> [Problem to solve]: Using the data beneath, show every line that includes the word "阜速河滨".

[Dataset items]
===
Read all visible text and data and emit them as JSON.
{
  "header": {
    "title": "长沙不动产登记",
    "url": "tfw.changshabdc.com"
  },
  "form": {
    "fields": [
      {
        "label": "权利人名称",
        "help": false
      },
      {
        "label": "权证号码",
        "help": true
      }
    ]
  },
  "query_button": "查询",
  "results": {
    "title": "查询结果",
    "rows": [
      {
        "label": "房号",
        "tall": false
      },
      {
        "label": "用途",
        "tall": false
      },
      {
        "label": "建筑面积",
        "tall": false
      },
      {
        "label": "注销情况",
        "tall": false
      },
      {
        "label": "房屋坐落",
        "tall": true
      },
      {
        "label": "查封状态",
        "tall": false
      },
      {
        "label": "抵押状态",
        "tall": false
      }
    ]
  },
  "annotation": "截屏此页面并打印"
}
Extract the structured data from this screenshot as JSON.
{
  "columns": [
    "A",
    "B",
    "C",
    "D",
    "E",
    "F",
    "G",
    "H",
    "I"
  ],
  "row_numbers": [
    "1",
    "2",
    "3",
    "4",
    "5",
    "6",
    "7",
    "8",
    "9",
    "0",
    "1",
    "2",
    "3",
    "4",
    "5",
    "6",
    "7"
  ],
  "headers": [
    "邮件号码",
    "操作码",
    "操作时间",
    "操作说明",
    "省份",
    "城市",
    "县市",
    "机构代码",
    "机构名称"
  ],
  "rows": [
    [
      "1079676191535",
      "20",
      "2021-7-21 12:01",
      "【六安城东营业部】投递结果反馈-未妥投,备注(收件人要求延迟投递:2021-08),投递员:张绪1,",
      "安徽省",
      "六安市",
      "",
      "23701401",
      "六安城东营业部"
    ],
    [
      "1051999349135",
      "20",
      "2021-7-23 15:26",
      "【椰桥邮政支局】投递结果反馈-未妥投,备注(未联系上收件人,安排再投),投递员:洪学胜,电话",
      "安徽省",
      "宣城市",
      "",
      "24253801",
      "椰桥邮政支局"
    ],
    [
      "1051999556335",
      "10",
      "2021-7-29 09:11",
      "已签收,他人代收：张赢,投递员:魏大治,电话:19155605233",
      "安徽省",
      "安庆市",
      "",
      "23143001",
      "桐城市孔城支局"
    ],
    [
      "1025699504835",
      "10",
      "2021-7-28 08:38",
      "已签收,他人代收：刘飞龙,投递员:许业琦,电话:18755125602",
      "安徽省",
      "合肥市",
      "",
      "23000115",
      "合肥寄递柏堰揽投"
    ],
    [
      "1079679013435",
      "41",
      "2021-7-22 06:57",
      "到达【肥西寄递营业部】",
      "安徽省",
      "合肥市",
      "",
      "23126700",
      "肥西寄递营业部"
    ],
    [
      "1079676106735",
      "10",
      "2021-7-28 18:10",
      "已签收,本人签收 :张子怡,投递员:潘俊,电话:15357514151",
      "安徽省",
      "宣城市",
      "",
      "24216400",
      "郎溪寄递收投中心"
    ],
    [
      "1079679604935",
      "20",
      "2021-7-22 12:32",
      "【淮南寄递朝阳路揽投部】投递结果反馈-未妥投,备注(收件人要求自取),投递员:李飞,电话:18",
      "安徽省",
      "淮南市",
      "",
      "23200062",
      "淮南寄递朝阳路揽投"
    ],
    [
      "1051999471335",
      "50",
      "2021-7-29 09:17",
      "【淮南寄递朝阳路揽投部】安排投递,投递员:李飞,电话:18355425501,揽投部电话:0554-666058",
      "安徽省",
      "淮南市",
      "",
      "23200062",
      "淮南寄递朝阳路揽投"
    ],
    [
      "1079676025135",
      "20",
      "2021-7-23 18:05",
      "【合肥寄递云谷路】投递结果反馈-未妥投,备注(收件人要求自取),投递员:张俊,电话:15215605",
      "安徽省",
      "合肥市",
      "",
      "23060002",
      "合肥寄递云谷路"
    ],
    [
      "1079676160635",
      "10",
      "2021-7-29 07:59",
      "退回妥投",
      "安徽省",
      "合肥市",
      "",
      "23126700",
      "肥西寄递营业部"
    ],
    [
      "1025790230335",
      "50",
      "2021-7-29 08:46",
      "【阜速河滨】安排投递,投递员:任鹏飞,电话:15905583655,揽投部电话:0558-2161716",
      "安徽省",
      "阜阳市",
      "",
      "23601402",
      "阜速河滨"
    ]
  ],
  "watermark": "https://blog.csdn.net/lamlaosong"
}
===
> [Reply to the task]:
      "【阜速河滨】安排投递,投递员:任鹏飞,电话:15905583655,揽投部电话:0558-2161716",
      "阜速河滨"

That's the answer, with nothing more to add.